Name the four main things that the passage on brewing yeast says yeast are typically characterized by, apart from flavoring and fermentation specs.

Excerpted passage:
|---|

Outside of flavoring and fermentation specs, yeast are typically characterized by 4 main things:

Attenuation

Normally from around 65-80%, "apparent" attenuation states the average percentage of the malt sugar that can be converted into ethanol, depending on the fermentability of the wort. It's not a huge range, but small differences in residual sugar remaining in the brew after the yeast have finished will have an effect on the taste. For example, a yeast with low attenuation, in the 65-70% range, might ferment a 1.050 beer down to 1.018. A highly attenuative strain, in the 75-80% range might get you to 1.010 on average. Tweak the fermentability by adding more or less simple sugar (we'll cover this in mashing), and you can really dry out a beer or keep it very sweet and malty. The point here is that choosing a strain with the attenuation you want can get you a very distinct flavor. Calculating and estimating apparent attenuation is easy, given the example above:

% Attenuation = (original gravity - final gravity) / original gravity = (50 - 18) / 50 = 65%

Temperature

No shocker here, certain strains like certain temps to ferment optimally. This can be broken down into 2 categories: ales (62-70F) and lagers (48-59F). There are also hybrid strains that like mid ranges as well, such as kolsch yeast. As a general rule, you can avoid any potential off flavors in the beer from stressing the yeast by keeping the temperature of the fermentation at the low end of its range. The cooler you keep the yeast the slower it will ferment, but if you push the temp too high, the yeast will stress quite a bit.

Flocculation

Given in low, medium and high, flocculation is the ability of the yeast to clump up and fall to the bottom of the fermenter. Higher clumping will lead to clearer beer, but also may result in stalled fermentation by falling too quickly if not pitched at the proper amount. A low floccing yeast will leave a very cloudy beer typical of weizens and wheat beers.

Alcohol Tolerance

Most commercial yeast strains these days have very high tolerance to alcohol levels. It might be good to take a look at the rating before brewing a big beer, but most have a tolerance of at least 10% abv. There are imperial-type yeasts and champagne strains that would work well for high gravity beers.

|---|

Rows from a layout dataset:
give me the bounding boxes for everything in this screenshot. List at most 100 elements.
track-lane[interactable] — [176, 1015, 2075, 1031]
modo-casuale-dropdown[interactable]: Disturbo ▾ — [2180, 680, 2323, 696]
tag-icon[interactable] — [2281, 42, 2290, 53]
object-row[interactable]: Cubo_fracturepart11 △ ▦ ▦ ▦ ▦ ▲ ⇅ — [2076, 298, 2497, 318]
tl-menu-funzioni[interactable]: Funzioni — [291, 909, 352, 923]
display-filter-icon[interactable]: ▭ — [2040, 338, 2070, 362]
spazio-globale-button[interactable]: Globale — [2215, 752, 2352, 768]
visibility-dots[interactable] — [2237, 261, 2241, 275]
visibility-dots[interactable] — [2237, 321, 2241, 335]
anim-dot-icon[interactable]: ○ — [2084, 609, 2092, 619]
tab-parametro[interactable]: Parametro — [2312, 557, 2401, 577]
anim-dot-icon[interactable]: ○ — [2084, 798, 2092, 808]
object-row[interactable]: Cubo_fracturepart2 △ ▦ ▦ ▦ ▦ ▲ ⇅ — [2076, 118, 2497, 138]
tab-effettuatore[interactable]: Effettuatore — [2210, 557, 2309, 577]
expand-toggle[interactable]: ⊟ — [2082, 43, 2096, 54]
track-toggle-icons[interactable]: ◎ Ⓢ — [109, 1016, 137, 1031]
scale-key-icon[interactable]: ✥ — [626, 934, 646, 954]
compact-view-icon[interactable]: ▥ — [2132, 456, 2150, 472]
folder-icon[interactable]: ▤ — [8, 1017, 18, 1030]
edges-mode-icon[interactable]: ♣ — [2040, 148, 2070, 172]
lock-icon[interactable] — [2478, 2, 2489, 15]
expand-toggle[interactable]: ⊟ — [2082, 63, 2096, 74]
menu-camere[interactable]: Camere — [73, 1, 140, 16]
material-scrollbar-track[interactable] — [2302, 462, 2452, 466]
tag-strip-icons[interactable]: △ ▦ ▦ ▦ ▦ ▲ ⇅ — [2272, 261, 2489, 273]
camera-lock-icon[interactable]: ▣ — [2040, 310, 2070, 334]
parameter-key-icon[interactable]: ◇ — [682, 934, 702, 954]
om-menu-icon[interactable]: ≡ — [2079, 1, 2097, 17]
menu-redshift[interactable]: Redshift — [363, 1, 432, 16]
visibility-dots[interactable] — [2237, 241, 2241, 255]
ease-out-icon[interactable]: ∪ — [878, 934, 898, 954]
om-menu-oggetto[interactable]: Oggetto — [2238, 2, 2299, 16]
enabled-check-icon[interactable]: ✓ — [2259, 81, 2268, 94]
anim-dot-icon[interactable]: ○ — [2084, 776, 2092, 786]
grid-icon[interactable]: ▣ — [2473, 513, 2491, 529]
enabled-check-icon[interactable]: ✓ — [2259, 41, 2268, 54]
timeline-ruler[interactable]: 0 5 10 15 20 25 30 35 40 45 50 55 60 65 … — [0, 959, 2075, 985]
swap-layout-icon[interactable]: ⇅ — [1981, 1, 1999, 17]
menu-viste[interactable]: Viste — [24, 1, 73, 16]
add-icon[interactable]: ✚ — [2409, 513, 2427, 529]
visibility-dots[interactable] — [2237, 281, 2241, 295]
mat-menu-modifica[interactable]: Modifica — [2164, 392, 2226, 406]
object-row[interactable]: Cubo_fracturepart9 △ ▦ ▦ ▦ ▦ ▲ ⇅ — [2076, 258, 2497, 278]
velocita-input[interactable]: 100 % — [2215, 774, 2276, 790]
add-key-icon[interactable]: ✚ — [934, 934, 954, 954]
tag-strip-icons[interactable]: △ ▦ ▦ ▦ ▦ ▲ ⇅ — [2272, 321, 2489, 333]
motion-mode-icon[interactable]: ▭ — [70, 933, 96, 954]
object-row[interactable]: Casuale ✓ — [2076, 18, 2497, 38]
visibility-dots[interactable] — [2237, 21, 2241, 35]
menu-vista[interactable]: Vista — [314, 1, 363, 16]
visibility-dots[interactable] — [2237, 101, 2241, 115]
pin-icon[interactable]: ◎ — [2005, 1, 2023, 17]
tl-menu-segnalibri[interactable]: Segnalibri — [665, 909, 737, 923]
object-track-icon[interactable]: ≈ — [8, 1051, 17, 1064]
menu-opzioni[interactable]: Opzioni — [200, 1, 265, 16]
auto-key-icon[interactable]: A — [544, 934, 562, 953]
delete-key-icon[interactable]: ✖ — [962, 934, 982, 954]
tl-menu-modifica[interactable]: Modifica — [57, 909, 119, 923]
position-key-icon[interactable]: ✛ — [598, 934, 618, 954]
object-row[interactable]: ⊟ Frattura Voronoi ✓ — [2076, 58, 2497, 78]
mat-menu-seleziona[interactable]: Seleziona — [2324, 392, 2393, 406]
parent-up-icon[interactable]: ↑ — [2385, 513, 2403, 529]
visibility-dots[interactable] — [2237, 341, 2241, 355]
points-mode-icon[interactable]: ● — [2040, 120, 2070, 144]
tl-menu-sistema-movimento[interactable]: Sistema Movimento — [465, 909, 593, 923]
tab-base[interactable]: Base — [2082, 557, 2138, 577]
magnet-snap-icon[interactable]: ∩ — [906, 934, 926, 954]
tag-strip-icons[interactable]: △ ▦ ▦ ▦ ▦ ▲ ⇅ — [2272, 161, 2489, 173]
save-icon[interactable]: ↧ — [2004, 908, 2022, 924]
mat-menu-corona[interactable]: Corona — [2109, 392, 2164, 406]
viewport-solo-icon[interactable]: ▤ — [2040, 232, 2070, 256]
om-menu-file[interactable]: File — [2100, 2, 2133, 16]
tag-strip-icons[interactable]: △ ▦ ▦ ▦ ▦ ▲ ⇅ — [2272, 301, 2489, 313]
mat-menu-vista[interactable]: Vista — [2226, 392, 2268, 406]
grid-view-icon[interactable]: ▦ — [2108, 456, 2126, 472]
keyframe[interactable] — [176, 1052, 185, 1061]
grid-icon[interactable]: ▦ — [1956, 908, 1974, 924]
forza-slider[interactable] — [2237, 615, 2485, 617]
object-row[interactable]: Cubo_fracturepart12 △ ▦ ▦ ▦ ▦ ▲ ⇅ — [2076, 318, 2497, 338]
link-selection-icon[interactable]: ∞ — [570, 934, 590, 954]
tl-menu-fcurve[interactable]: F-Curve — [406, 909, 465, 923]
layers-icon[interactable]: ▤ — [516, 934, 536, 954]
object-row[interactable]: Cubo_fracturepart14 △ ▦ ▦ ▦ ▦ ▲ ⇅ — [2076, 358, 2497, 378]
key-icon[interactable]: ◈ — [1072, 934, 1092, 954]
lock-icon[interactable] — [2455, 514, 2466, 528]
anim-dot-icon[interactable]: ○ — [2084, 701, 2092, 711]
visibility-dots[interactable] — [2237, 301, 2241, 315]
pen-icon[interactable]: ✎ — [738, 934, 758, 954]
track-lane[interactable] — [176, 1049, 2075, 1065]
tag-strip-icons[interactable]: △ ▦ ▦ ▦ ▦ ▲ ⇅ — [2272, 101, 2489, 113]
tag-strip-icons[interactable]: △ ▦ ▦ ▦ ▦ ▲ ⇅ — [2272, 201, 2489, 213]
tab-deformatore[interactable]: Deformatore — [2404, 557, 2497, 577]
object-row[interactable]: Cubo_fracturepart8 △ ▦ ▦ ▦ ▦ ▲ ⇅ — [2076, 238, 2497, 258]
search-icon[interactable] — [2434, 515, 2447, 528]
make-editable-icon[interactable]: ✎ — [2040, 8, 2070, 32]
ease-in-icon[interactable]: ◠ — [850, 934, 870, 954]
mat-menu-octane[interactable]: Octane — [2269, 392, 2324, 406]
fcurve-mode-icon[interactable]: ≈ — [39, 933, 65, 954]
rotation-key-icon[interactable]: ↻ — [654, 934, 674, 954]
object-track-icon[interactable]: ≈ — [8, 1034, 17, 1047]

|---|

Expected answer:
Attenuation, Temperature, Flocculation, Alcohol Tolerance